**** DATA EXTRACT

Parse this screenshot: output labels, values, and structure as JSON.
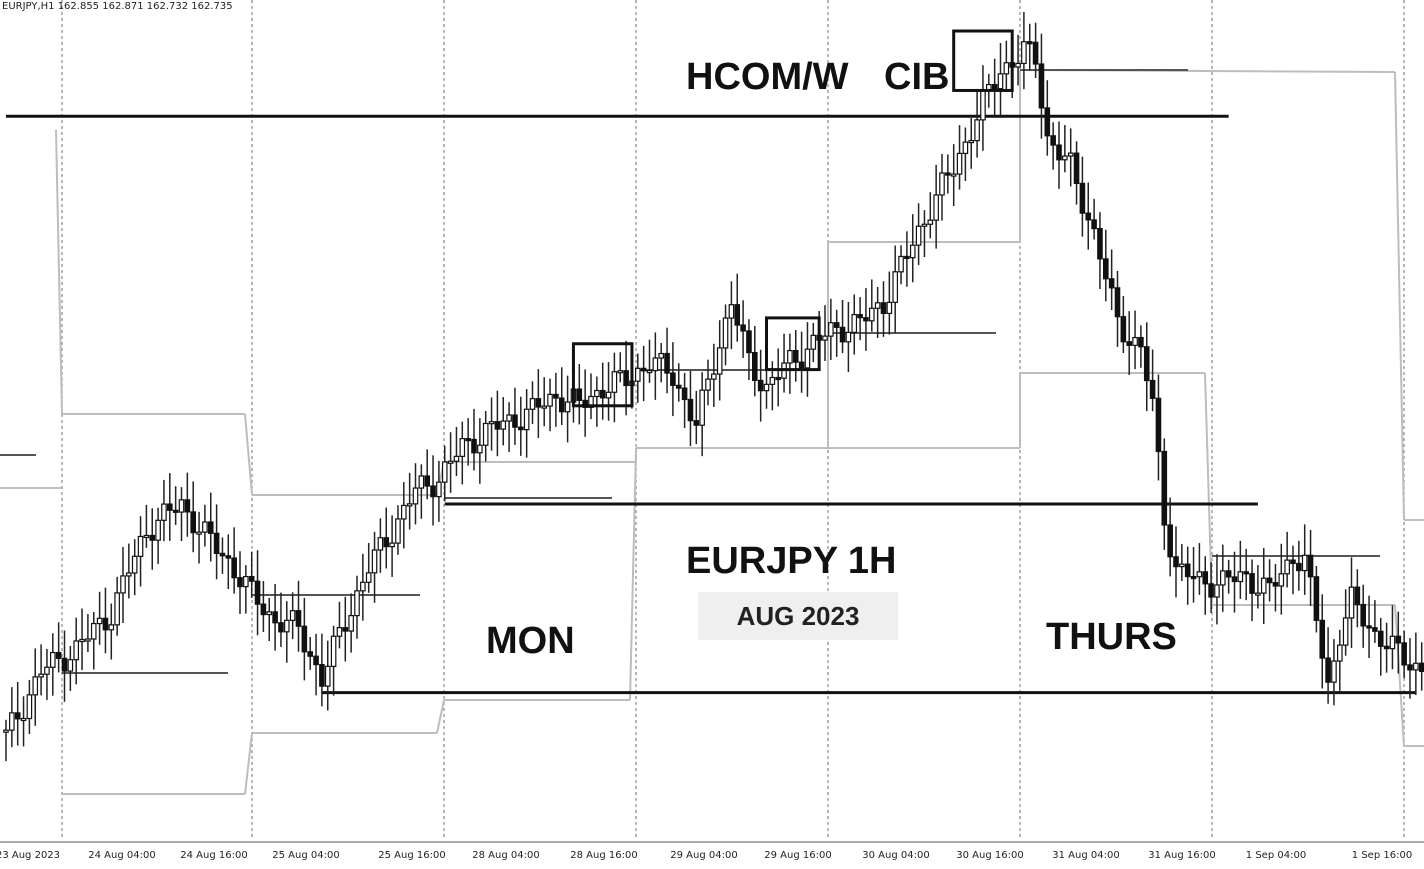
{
  "ticker_line": "EURJPY,H1  162.855 162.871 162.732 162.735",
  "annotations": {
    "hcom": "HCOM/W",
    "cib": "CIB",
    "title": "EURJPY 1H",
    "date": "AUG 2023",
    "mon": "MON",
    "thurs": "THURS"
  },
  "chart_data": {
    "type": "candlestick",
    "symbol": "EURJPY",
    "timeframe": "H1",
    "x_tick_labels": [
      "23 Aug 2023",
      "24 Aug 04:00",
      "24 Aug 16:00",
      "25 Aug 04:00",
      "25 Aug 16:00",
      "28 Aug 04:00",
      "28 Aug 16:00",
      "29 Aug 04:00",
      "29 Aug 16:00",
      "30 Aug 04:00",
      "30 Aug 16:00",
      "31 Aug 04:00",
      "31 Aug 16:00",
      "1 Sep 04:00",
      "1 Sep 16:00"
    ],
    "ylim": [
      156.7,
      159.95
    ],
    "grid": true,
    "key_levels": [
      {
        "price": 159.5,
        "from_index": 0,
        "to_index": 209
      },
      {
        "price": 158.0,
        "from_index": 75,
        "to_index": 214
      },
      {
        "price": 157.27,
        "from_index": 54,
        "to_index": 241
      }
    ],
    "boxes": [
      {
        "from_index": 97,
        "to_index": 107,
        "low": 158.38,
        "high": 158.62
      },
      {
        "from_index": 130,
        "to_index": 139,
        "low": 158.52,
        "high": 158.72
      },
      {
        "from_index": 162,
        "to_index": 172,
        "low": 159.6,
        "high": 159.83
      }
    ],
    "close_path": [
      [
        0,
        157.1
      ],
      [
        6,
        157.35
      ],
      [
        12,
        157.44
      ],
      [
        18,
        157.58
      ],
      [
        24,
        157.9
      ],
      [
        30,
        158.0
      ],
      [
        34,
        157.88
      ],
      [
        38,
        157.78
      ],
      [
        42,
        157.65
      ],
      [
        46,
        157.55
      ],
      [
        50,
        157.52
      ],
      [
        54,
        157.32
      ],
      [
        58,
        157.55
      ],
      [
        62,
        157.75
      ],
      [
        66,
        157.9
      ],
      [
        70,
        158.05
      ],
      [
        74,
        158.1
      ],
      [
        78,
        158.22
      ],
      [
        82,
        158.28
      ],
      [
        86,
        158.32
      ],
      [
        90,
        158.36
      ],
      [
        94,
        158.42
      ],
      [
        98,
        158.38
      ],
      [
        102,
        158.45
      ],
      [
        106,
        158.48
      ],
      [
        110,
        158.55
      ],
      [
        114,
        158.5
      ],
      [
        118,
        158.3
      ],
      [
        121,
        158.55
      ],
      [
        124,
        158.78
      ],
      [
        127,
        158.55
      ],
      [
        130,
        158.45
      ],
      [
        134,
        158.55
      ],
      [
        138,
        158.62
      ],
      [
        142,
        158.68
      ],
      [
        146,
        158.7
      ],
      [
        150,
        158.78
      ],
      [
        154,
        158.96
      ],
      [
        158,
        159.15
      ],
      [
        162,
        159.3
      ],
      [
        166,
        159.5
      ],
      [
        170,
        159.68
      ],
      [
        174,
        159.75
      ],
      [
        176,
        159.72
      ],
      [
        178,
        159.42
      ],
      [
        182,
        159.3
      ],
      [
        186,
        159.05
      ],
      [
        190,
        158.7
      ],
      [
        194,
        158.6
      ],
      [
        196,
        158.38
      ],
      [
        198,
        157.95
      ],
      [
        200,
        157.75
      ],
      [
        204,
        157.7
      ],
      [
        208,
        157.7
      ],
      [
        212,
        157.72
      ],
      [
        216,
        157.66
      ],
      [
        220,
        157.8
      ],
      [
        222,
        157.78
      ],
      [
        224,
        157.55
      ],
      [
        226,
        157.3
      ],
      [
        228,
        157.5
      ],
      [
        230,
        157.62
      ],
      [
        234,
        157.5
      ],
      [
        238,
        157.42
      ],
      [
        242,
        157.36
      ]
    ],
    "ohlc_source": "close_path interpolated"
  }
}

********

**OBJECTIVE:**
Pick out every line of the listing containing the word "EURJPY", and show those lines.

**SOLVED PROBLEM:**
  "ticker_line": "EURJPY,H1  162.855 162.871 162.732 162.735",
    "title": "EURJPY 1H",
    "symbol": "EURJPY",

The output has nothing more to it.